> [Your objective]
Tally up the lines carrying the string "this" and respond with only the resulting number.
----- Data for the task -----
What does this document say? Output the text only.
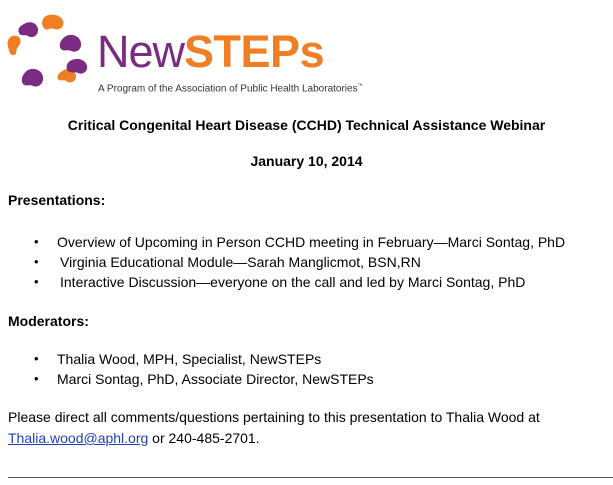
NewSTEPs
A Program of the Association of Public Health Laboratories™
Critical Congenital Heart Disease (CCHD) Technical Assistance Webinar
January 10, 2014
Presentations:
• Overview of Upcoming in Person CCHD meeting in February—Marci Sontag, PhD
• Virginia Educational Module—Sarah Manglicmot, BSN,RN
• Interactive Discussion—everyone on the call and led by Marci Sontag, PhD
Moderators:
• Thalia Wood, MPH, Specialist, NewSTEPs
• Marci Sontag, PhD, Associate Director, NewSTEPs
Please direct all comments/questions pertaining to this presentation to Thalia Wood at
Thalia.wood@aphl.org or 240-485-2701.
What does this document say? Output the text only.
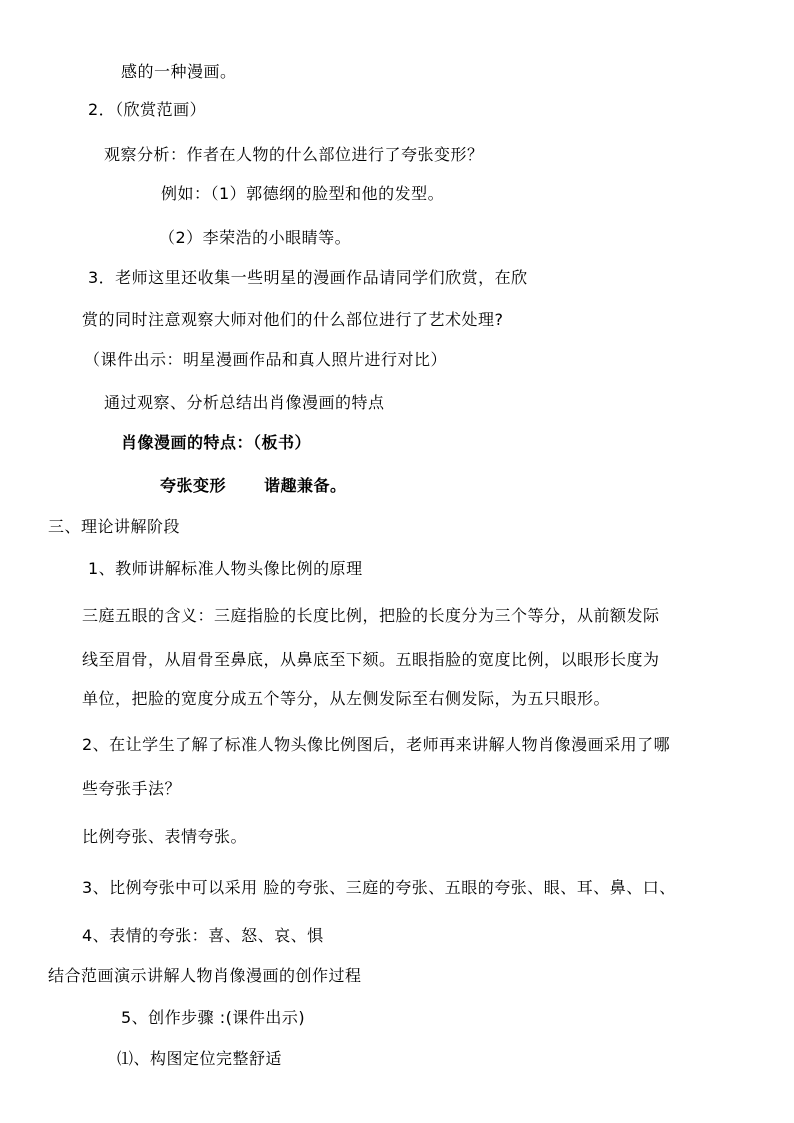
感的一种漫画。
2．（欣赏范画）
观察分析：作者在人物的什么部位进行了夸张变形？
例如：（1）郭德纲的脸型和他的发型。
（2）李荣浩的小眼睛等。
3．老师这里还收集一些明星的漫画作品请同学们欣赏，在欣
赏的同时注意观察大师对他们的什么部位进行了艺术处理?
（课件出示：明星漫画作品和真人照片进行对比）
通过观察、分析总结出肖像漫画的特点
肖像漫画的特点：（板书）
夸张变形 谐趣兼备。
三、理论讲解阶段
1、教师讲解标准人物头像比例的原理
三庭五眼的含义：三庭指脸的长度比例，把脸的长度分为三个等分，从前额发际
线至眉骨，从眉骨至鼻底，从鼻底至下颏。五眼指脸的宽度比例，以眼形长度为
单位，把脸的宽度分成五个等分，从左侧发际至右侧发际，为五只眼形。
2、在让学生了解了标准人物头像比例图后，老师再来讲解人物肖像漫画采用了哪
些夸张手法？
比例夸张、表情夸张。
3、比例夸张中可以采用 脸的夸张、三庭的夸张、五眼的夸张、眼、耳、鼻、口、
4、表情的夸张：喜、怒、哀、惧
结合范画演示讲解人物肖像漫画的创作过程
5、创作步骤 :(课件出示)
⑴、构图定位完整舒适
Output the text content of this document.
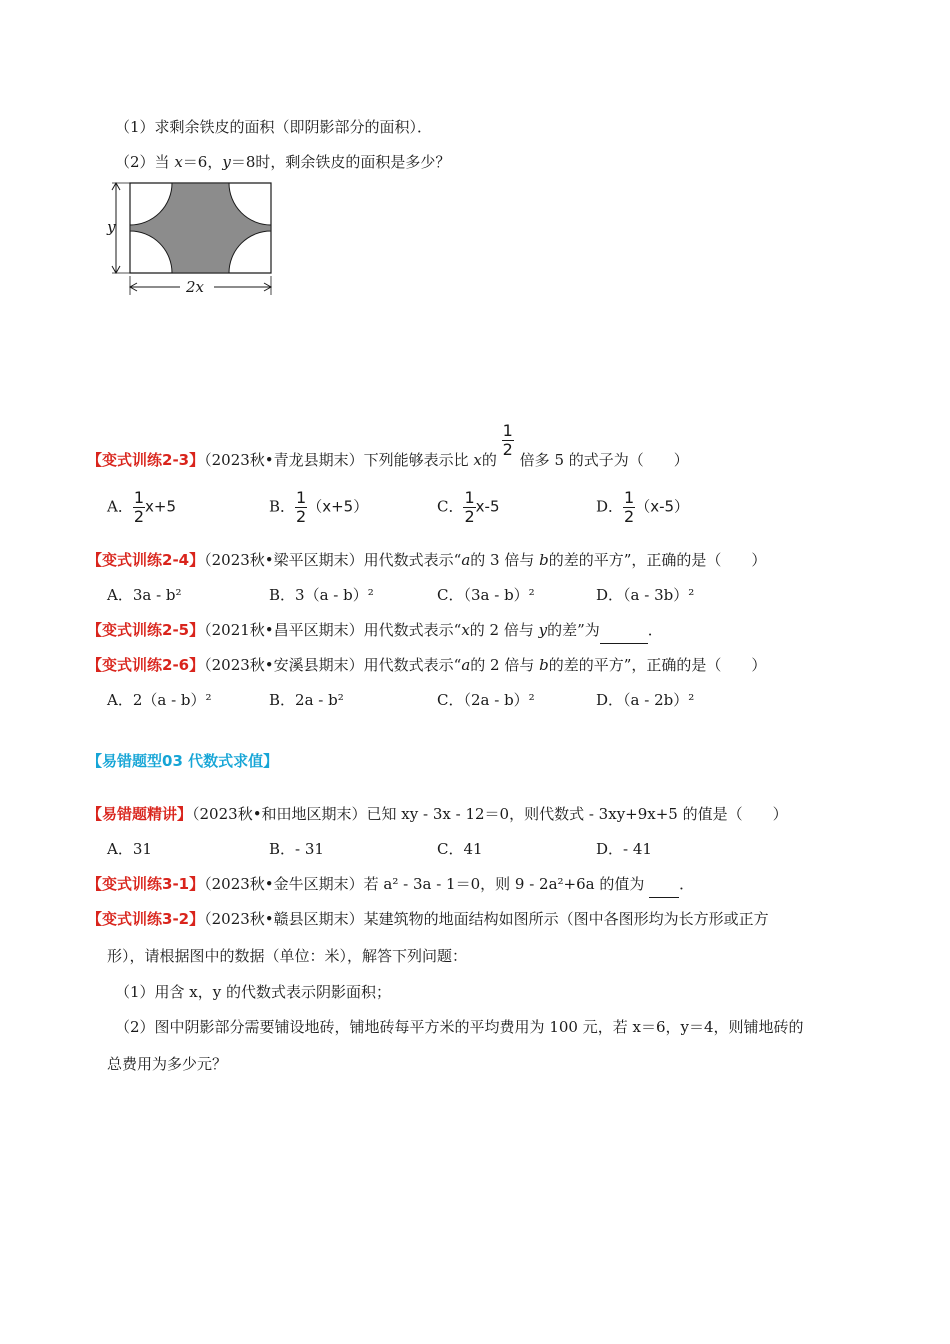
（1）求剩余铁皮的面积（即阴影部分的面积）．
（2）当 x＝6，y＝8时，剩余铁皮的面积是多少？
y
2x
【变式训练2-3】（2023秋•青龙县期末）下列能够表示比 x的
$\frac{1}{2}$
倍多 5 的式子为（　　）
A． $\frac{1}{2} x+5$	B． $\frac{1}{2} (x+5)$	C． $\frac{1}{2} x-5$	D． $\frac{1}{2} (x-5)$
【变式训练2-4】（2023秋•梁平区期末）用代数式表示“a的 3 倍与 b的差的平方”，正确的是（　　）
A．3a - b²	B．3（a - b）²	C．（3a - b）²	D．（a - 3b）²
【变式训练2-5】（2021秋•昌平区期末）用代数式表示“x的 2 倍与 y的差”为	．
【变式训练2-6】（2023秋•安溪县期末）用代数式表示“a的 2 倍与 b的差的平方”，正确的是（　　）
A．2（a - b）²	B．2a - b²	C．（2a - b）²	D．（a - 2b）²
【易错题型03 代数式求值】
【易错题精讲】（2023秋•和田地区期末）已知 xy - 3x - 12＝0，则代数式 - 3xy+9x+5 的值是（　　）
A．31	B．- 31	C．41	D．- 41
【变式训练3-1】（2023秋•金牛区期末）若 a² - 3a - 1＝0，则 9 - 2a²+6a 的值为 ．
【变式训练3-2】（2023秋•赣县区期末）某建筑物的地面结构如图所示（图中各图形均为长方形或正方
形），请根据图中的数据（单位：米），解答下列问题：
（1）用含 x，y 的代数式表示阴影面积；
（2）图中阴影部分需要铺设地砖，铺地砖每平方米的平均费用为 100 元，若 x＝6，y＝4，则铺地砖的
总费用为多少元？
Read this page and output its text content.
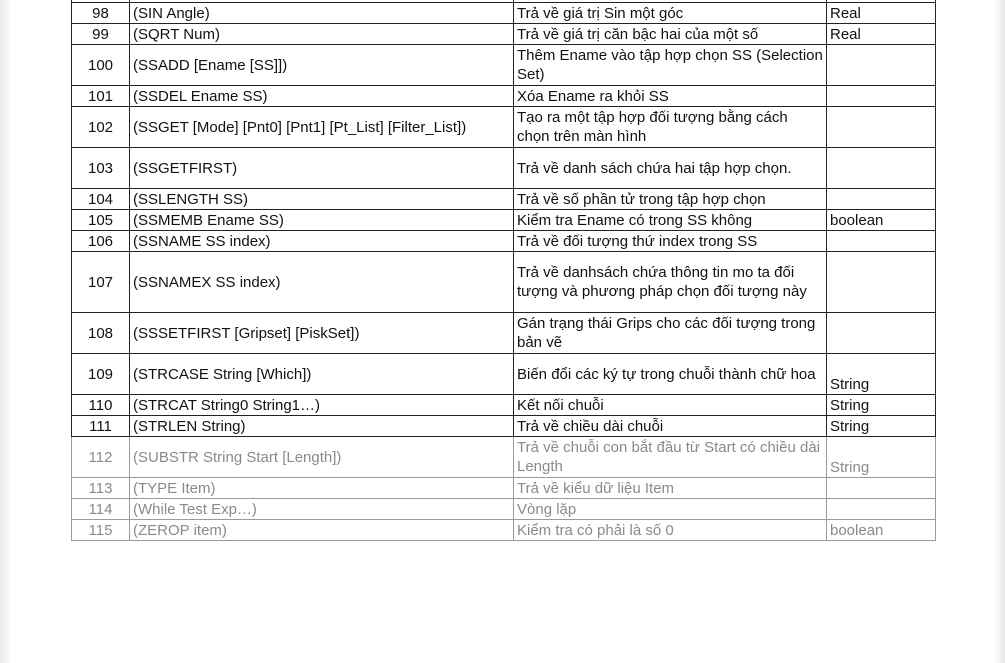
98	(SIN Angle)	Trả về giá trị Sin một góc	Real
99	(SQRT Num)	Trả về giá trị căn bậc hai của một số	Real
100	(SSADD [Ename [SS]])	Thêm Ename vào tập hợp chọn SS (Selection Set)	
101	(SSDEL Ename SS)	Xóa Ename ra khỏi SS	
102	(SSGET [Mode] [Pnt0] [Pnt1] [Pt_List] [Filter_List])	Tạo ra một tập hợp đối tượng bằng cách chọn trên màn hình	
103	(SSGETFIRST)	Trả về danh sách chứa hai tập hợp chọn.	
104	(SSLENGTH SS)	Trả về số phần tử trong tập hợp chọn	
105	(SSMEMB Ename SS)	Kiểm tra Ename có trong SS không	boolean
106	(SSNAME SS index)	Trả về đối tượng thứ index trong SS	
107	(SSNAMEX SS index)	Trả về danhsách chứa thông tin mo ta đối tượng và phương pháp chọn đối tượng này	
108	(SSSETFIRST [Gripset] [PiskSet])	Gán trạng thái Grips cho các đối tượng trong bản vẽ	
109	(STRCASE String [Which])	Biến đổi các ký tự trong chuỗi thành chữ hoa	String
110	(STRCAT String0 String1…)	Kết nối chuỗi	String
111	(STRLEN String)	Trả về chiều dài chuỗi	String
112	(SUBSTR String Start [Length])	Trả về chuỗi con bắt đầu từ Start có chiều dài Length	String
113	(TYPE Item)	Trả về kiểu dữ liệu Item	
114	(While Test Exp…)	Vòng lặp	
115	(ZEROP item)	Kiểm tra có phải là số 0	boolean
-----
> [Task result]
5